Dataset entries
___
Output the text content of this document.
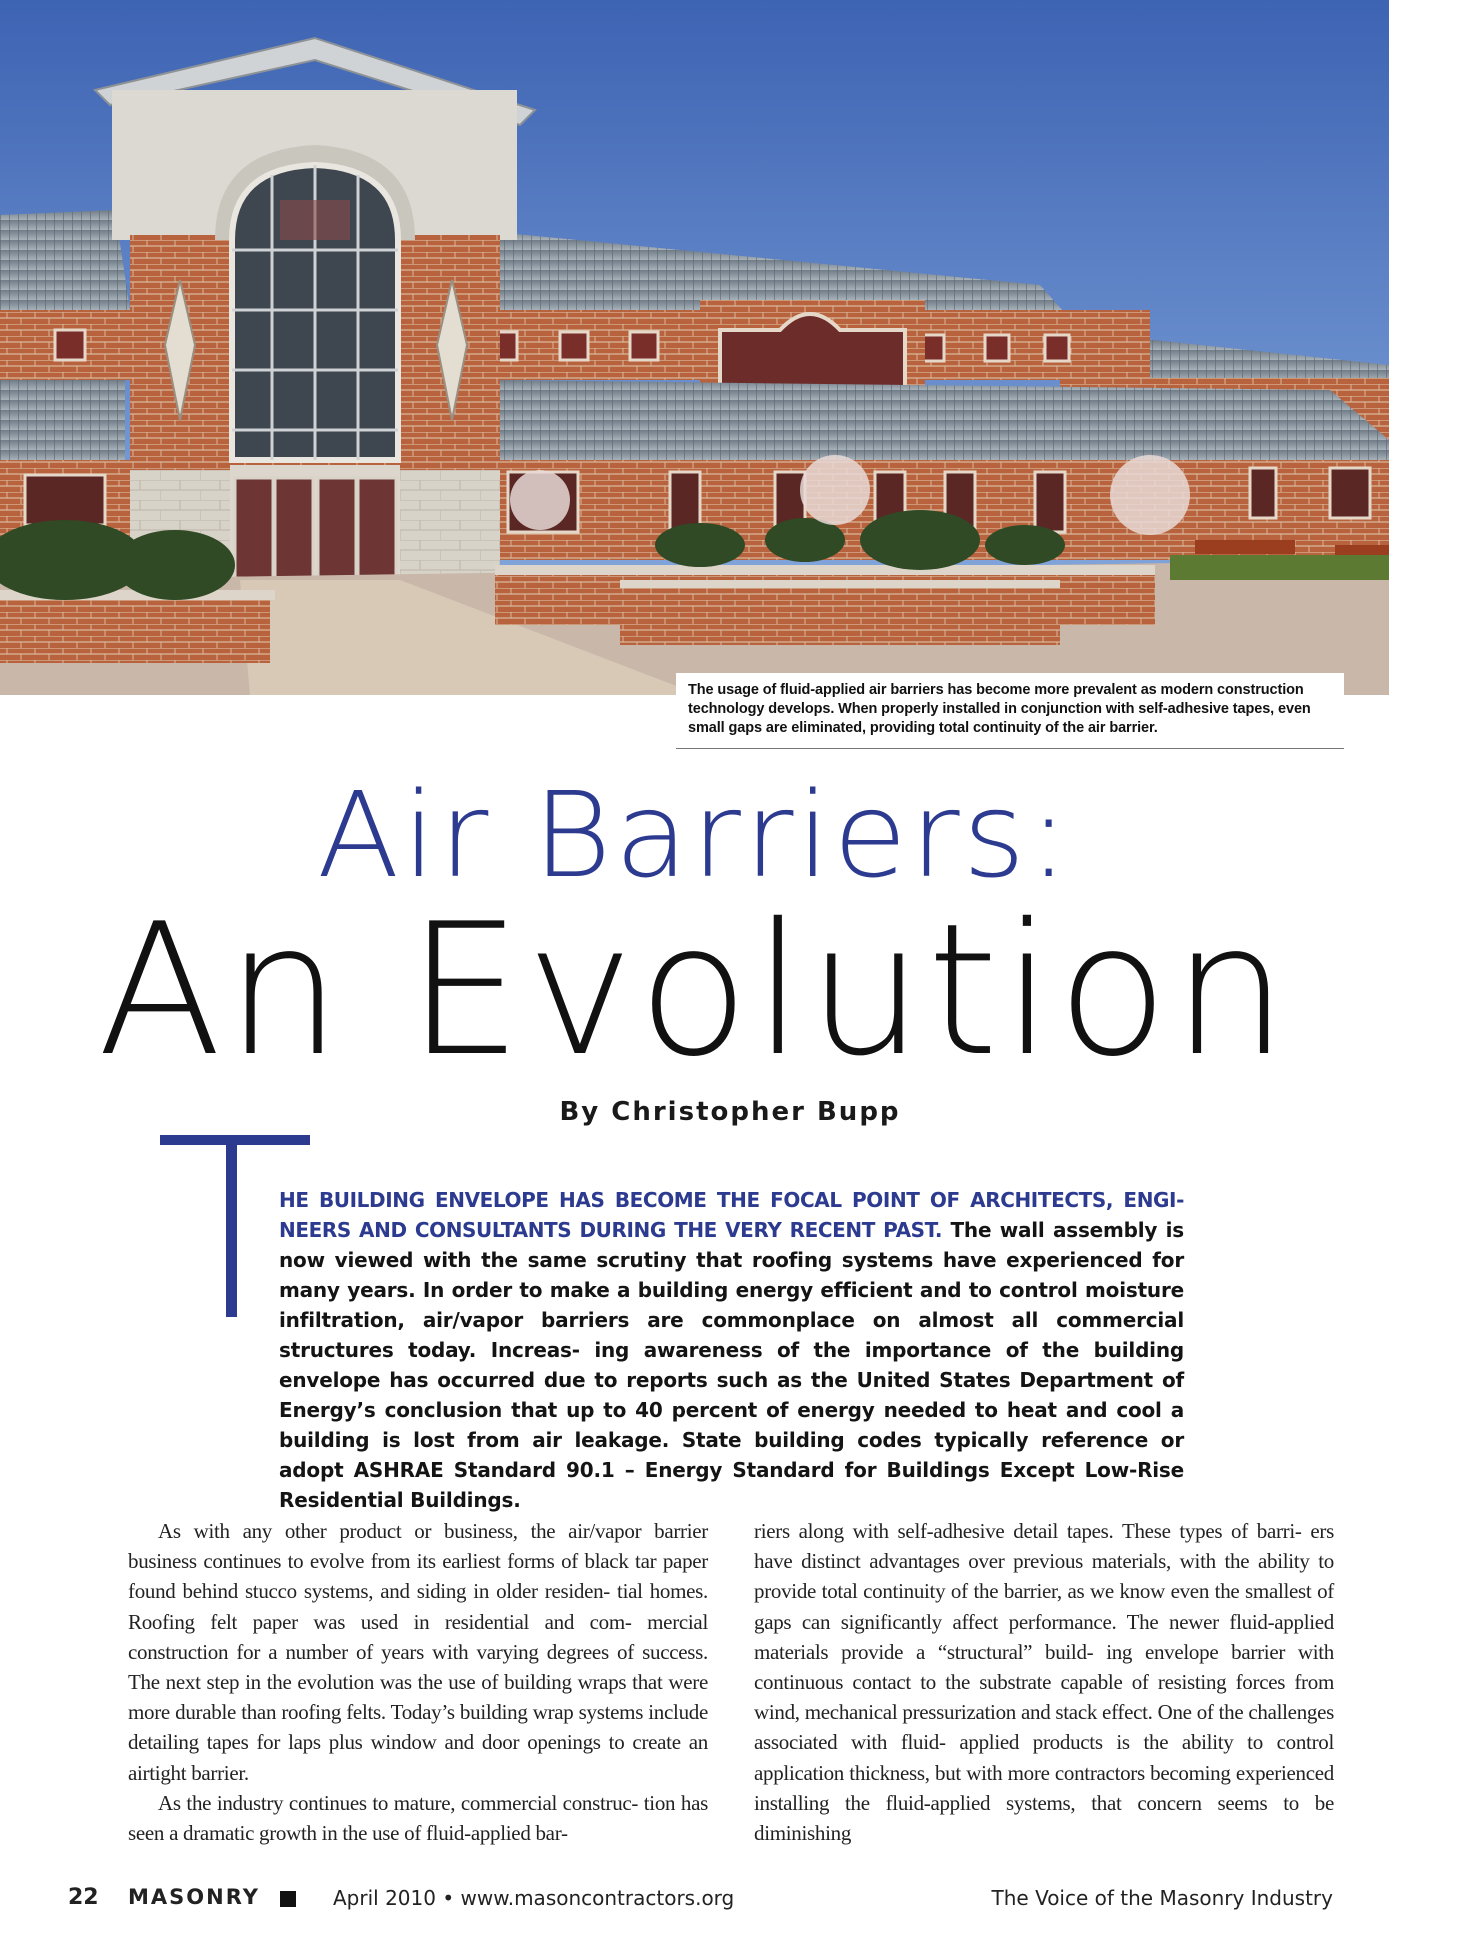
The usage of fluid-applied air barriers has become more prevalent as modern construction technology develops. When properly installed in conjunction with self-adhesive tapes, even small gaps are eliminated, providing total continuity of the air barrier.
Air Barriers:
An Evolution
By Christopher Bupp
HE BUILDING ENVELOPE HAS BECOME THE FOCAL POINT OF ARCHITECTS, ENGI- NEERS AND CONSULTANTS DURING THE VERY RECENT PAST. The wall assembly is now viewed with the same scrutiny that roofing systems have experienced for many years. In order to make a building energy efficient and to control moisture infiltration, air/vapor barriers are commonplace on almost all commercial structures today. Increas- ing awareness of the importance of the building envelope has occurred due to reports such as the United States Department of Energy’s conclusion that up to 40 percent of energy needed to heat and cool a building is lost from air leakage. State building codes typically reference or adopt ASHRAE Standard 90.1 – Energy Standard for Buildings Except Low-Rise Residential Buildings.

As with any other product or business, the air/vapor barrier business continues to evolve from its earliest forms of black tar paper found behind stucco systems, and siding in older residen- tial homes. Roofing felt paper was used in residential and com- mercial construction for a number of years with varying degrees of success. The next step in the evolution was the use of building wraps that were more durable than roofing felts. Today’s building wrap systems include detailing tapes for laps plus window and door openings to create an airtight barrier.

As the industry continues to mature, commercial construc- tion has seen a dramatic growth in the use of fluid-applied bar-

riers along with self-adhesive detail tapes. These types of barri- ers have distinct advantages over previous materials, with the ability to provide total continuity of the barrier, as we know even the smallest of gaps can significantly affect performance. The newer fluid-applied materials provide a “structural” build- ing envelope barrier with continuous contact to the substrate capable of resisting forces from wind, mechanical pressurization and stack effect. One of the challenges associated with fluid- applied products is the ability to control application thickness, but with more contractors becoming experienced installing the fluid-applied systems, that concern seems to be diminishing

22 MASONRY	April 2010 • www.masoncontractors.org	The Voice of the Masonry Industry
___
▸ Exercise goal
Which lines contain "applied"? Copy each of them.

▸ Reply to the task
The usage of fluid-applied air barriers has become more prevalent as modern construction technology develops. When properly installed in conjunction with self-adhesive tapes, even small gaps are eliminated, providing total continuity of the air barrier.
As the industry continues to mature, commercial construc- tion has seen a dramatic growth in the use of fluid-applied bar-
riers along with self-adhesive detail tapes. These types of barri- ers have distinct advantages over previous materials, with the ability to provide total continuity of the barrier, as we know even the smallest of gaps can significantly affect performance. The newer fluid-applied materials provide a “structural” build- ing envelope barrier with continuous contact to the substrate capable of resisting forces from wind, mechanical pressurization and stack effect. One of the challenges associated with fluid- applied products is the ability to control application thickness, but with more contractors becoming experienced installing the fluid-applied systems, that concern seems to be diminishing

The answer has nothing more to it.